Transcribe the listing word for word.
---------- Working data
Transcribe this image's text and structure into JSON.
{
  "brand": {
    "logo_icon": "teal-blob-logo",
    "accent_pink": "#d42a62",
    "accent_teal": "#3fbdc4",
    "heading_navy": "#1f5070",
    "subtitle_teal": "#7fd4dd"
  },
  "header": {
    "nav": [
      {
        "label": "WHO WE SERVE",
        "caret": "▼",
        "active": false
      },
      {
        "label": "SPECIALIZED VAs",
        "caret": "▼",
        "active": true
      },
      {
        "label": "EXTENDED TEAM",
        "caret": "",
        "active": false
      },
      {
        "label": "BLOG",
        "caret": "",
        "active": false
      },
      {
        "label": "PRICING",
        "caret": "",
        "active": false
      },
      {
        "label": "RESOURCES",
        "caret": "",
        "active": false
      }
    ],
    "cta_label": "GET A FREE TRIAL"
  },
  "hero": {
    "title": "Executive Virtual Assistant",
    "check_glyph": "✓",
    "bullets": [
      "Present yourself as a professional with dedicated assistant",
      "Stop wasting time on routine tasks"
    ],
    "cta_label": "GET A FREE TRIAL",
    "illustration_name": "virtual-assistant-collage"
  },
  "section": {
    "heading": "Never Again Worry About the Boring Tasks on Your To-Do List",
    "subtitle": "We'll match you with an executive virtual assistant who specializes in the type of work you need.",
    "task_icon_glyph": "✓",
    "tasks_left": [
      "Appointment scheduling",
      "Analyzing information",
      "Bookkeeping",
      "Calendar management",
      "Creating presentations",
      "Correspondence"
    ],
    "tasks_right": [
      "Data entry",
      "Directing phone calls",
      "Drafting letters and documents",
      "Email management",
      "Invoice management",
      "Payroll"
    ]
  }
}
--------------------
Task solution:
Transcribe this image's text and structure into JSON.
{
  "brand": {
    "logo_icon": "teal-blob-logo",
    "accent_pink": "#d42a62",
    "accent_teal": "#3fbdc4",
    "heading_navy": "#1f5070",
    "subtitle_teal": "#7fd4dd"
  },
  "header": {
    "nav": [
      {
        "label": "WHO WE SERVE",
        "caret": "▼",
        "active": false
      },
      {
        "label": "SPECIALIZED VAs",
        "caret": "▼",
        "active": true
      },
      {
        "label": "EXTENDED TEAM",
        "caret": "",
        "active": false
      },
      {
        "label": "BLOG",
        "caret": "",
        "active": false
      },
      {
        "label": "PRICING",
        "caret": "",
        "active": false
      },
      {
        "label": "RESOURCES",
        "caret": "",
        "active": false
      }
    ],
    "cta_label": "GET A FREE TRIAL"
  },
  "hero": {
    "title": "Executive Virtual Assistant",
    "check_glyph": "✓",
    "bullets": [
      "Present yourself as a professional with dedicated assistant",
      "Stop wasting time on routine tasks"
    ],
    "cta_label": "GET A FREE TRIAL",
    "illustration_name": "virtual-assistant-collage"
  },
  "section": {
    "heading": "Never Again Worry About the Boring Tasks on Your To-Do List",
    "subtitle": "We'll match you with an executive virtual assistant who specializes in the type of work you need.",
    "task_icon_glyph": "✓",
    "tasks_left": [
      "Appointment scheduling",
      "Analyzing information",
      "Bookkeeping",
      "Calendar management",
      "Creating presentations",
      "Correspondence"
    ],
    "tasks_right": [
      "Data entry",
      "Directing phone calls",
      "Drafting letters and documents",
      "Email management",
      "Invoice management",
      "Payroll"
    ]
  }
}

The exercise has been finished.